§ **SUPPLIED RECORDS**
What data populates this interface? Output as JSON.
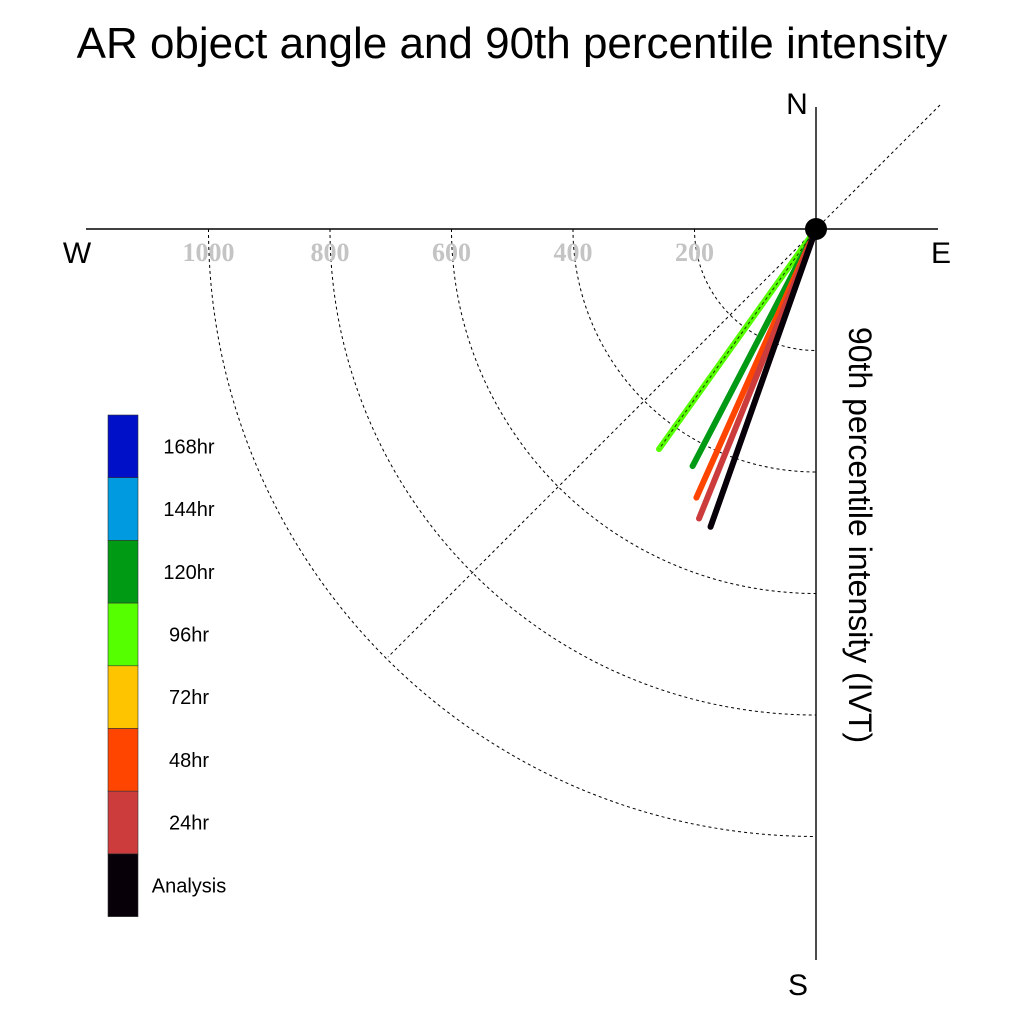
{
  "chart_data": {
    "type": "polar-vector",
    "title": "AR object angle and 90th percentile intensity",
    "ylabel": "90th percentile intensity (IVT)",
    "directions": {
      "north": "N",
      "south": "S",
      "east": "E",
      "west": "W"
    },
    "radial_ticks": [
      200,
      400,
      600,
      800,
      1000
    ],
    "radial_range": [
      0,
      1200
    ],
    "grid": true,
    "legend_position": "left",
    "series": [
      {
        "name": "96hr",
        "color": "#55ff00",
        "angle_deg": 215.5,
        "intensity": 445
      },
      {
        "name": "120hr",
        "color": "#009a14",
        "angle_deg": 207.5,
        "intensity": 440
      },
      {
        "name": "48hr",
        "color": "#ff4500",
        "angle_deg": 204.0,
        "intensity": 484
      },
      {
        "name": "24hr",
        "color": "#cc3c3c",
        "angle_deg": 202.0,
        "intensity": 514
      },
      {
        "name": "Analysis",
        "color": "#080008",
        "angle_deg": 199.5,
        "intensity": 520
      }
    ],
    "legend": [
      {
        "label": "168hr",
        "color": "#0010c8"
      },
      {
        "label": "144hr",
        "color": "#009ae0"
      },
      {
        "label": "120hr",
        "color": "#009a14"
      },
      {
        "label": "96hr",
        "color": "#55ff00"
      },
      {
        "label": "72hr",
        "color": "#ffc400"
      },
      {
        "label": "48hr",
        "color": "#ff4500"
      },
      {
        "label": "24hr",
        "color": "#cc3c3c"
      },
      {
        "label": "Analysis",
        "color": "#080008"
      }
    ]
  }
}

§ **JOB**
Pick out each line containing the string "name" and copy it.

§ **OUTPUT**
        "name": "96hr",
        "name": "120hr",
        "name": "48hr",
        "name": "24hr",
        "name": "Analysis",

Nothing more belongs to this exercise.